Copy the material below line for line, without changing anything.
++++ Supplied material
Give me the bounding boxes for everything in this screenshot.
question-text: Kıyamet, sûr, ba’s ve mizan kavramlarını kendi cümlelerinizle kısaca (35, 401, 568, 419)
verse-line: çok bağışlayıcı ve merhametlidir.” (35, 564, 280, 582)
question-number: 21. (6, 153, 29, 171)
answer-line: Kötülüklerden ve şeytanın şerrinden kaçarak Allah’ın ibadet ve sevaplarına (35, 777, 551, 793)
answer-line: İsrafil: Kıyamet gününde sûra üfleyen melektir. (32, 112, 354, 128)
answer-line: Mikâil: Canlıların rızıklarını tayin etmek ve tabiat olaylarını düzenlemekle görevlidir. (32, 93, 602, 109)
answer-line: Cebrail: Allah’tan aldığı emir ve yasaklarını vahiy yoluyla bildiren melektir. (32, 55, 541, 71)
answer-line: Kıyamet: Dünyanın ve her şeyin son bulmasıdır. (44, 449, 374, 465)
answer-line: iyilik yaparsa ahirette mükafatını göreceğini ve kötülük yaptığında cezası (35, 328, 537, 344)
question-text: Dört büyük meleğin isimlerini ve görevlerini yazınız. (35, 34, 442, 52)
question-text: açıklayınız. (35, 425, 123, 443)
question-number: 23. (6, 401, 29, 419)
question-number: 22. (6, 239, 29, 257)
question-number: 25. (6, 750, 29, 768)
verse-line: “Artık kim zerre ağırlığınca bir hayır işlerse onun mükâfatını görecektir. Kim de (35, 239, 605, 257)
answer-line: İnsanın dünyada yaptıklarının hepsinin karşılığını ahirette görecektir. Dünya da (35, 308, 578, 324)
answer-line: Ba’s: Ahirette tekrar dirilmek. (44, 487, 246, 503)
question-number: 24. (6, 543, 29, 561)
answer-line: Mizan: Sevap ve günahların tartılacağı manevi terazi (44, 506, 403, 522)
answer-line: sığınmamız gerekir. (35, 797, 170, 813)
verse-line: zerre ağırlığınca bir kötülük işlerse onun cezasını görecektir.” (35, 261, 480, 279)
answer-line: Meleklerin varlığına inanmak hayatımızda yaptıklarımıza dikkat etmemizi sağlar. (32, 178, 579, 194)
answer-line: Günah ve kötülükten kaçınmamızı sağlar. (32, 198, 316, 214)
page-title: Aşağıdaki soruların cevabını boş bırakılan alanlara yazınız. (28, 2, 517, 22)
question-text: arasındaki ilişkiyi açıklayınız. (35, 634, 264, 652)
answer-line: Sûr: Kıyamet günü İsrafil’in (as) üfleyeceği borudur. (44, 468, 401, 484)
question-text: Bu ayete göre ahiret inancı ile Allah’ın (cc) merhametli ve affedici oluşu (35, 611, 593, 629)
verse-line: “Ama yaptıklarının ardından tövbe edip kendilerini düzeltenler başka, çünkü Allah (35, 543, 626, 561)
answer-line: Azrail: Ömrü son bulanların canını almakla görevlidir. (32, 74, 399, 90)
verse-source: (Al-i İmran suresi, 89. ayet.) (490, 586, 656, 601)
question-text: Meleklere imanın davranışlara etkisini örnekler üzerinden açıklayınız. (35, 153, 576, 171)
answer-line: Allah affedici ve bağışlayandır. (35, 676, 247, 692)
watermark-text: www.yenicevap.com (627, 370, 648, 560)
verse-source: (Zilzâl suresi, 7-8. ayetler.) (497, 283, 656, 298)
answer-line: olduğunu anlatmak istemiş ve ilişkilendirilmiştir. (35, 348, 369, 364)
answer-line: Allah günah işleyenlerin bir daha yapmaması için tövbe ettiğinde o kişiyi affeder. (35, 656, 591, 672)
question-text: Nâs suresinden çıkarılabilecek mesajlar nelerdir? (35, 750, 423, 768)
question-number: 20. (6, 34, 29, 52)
++++++++
◆ **In response**
Give me the bounding boxes for everything in this screenshot.
question-text: Kıyamet, sûr, ba’s ve mizan kavramlarını kendi cümlelerinizle kısaca (35, 401, 568, 419)
verse-line: çok bağışlayıcı ve merhametlidir.” (35, 564, 280, 582)
question-number: 21. (6, 153, 29, 171)
answer-line: Kötülüklerden ve şeytanın şerrinden kaçarak Allah’ın ibadet ve sevaplarına (35, 777, 551, 793)
answer-line: İsrafil: Kıyamet gününde sûra üfleyen melektir. (32, 112, 354, 128)
answer-line: Mikâil: Canlıların rızıklarını tayin etmek ve tabiat olaylarını düzenlemekle görevlidir. (32, 93, 602, 109)
answer-line: Cebrail: Allah’tan aldığı emir ve yasaklarını vahiy yoluyla bildiren melektir. (32, 55, 541, 71)
answer-line: Kıyamet: Dünyanın ve her şeyin son bulmasıdır. (44, 449, 374, 465)
answer-line: iyilik yaparsa ahirette mükafatını göreceğini ve kötülük yaptığında cezası (35, 328, 537, 344)
question-text: Dört büyük meleğin isimlerini ve görevlerini yazınız. (35, 34, 442, 52)
question-text: açıklayınız. (35, 425, 123, 443)
question-number: 23. (6, 401, 29, 419)
question-number: 22. (6, 239, 29, 257)
question-number: 25. (6, 750, 29, 768)
verse-line: “Artık kim zerre ağırlığınca bir hayır işlerse onun mükâfatını görecektir. Kim de (35, 239, 605, 257)
answer-line: İnsanın dünyada yaptıklarının hepsinin karşılığını ahirette görecektir. Dünya da (35, 308, 578, 324)
answer-line: Ba’s: Ahirette tekrar dirilmek. (44, 487, 246, 503)
question-number: 24. (6, 543, 29, 561)
answer-line: Mizan: Sevap ve günahların tartılacağı manevi terazi (44, 506, 403, 522)
answer-line: sığınmamız gerekir. (35, 797, 170, 813)
verse-line: zerre ağırlığınca bir kötülük işlerse onun cezasını görecektir.” (35, 261, 480, 279)
answer-line: Meleklerin varlığına inanmak hayatımızda yaptıklarımıza dikkat etmemizi sağlar. (32, 178, 579, 194)
answer-line: Günah ve kötülükten kaçınmamızı sağlar. (32, 198, 316, 214)
page-title: Aşağıdaki soruların cevabını boş bırakılan alanlara yazınız. (28, 2, 517, 22)
question-text: arasındaki ilişkiyi açıklayınız. (35, 634, 264, 652)
answer-line: Sûr: Kıyamet günü İsrafil’in (as) üfleyeceği borudur. (44, 468, 401, 484)
question-text: Bu ayete göre ahiret inancı ile Allah’ın (cc) merhametli ve affedici oluşu (35, 611, 593, 629)
verse-line: “Ama yaptıklarının ardından tövbe edip kendilerini düzeltenler başka, çünkü Allah (35, 543, 626, 561)
answer-line: Azrail: Ömrü son bulanların canını almakla görevlidir. (32, 74, 399, 90)
verse-source: (Al-i İmran suresi, 89. ayet.) (490, 586, 656, 601)
question-text: Meleklere imanın davranışlara etkisini örnekler üzerinden açıklayınız. (35, 153, 576, 171)
answer-line: Allah affedici ve bağışlayandır. (35, 676, 247, 692)
watermark-text: www.yenicevap.com (627, 370, 648, 560)
verse-source: (Zilzâl suresi, 7-8. ayetler.) (497, 283, 656, 298)
answer-line: olduğunu anlatmak istemiş ve ilişkilendirilmiştir. (35, 348, 369, 364)
answer-line: Allah günah işleyenlerin bir daha yapmaması için tövbe ettiğinde o kişiyi affeder. (35, 656, 591, 672)
question-text: Nâs suresinden çıkarılabilecek mesajlar nelerdir? (35, 750, 423, 768)
question-number: 20. (6, 34, 29, 52)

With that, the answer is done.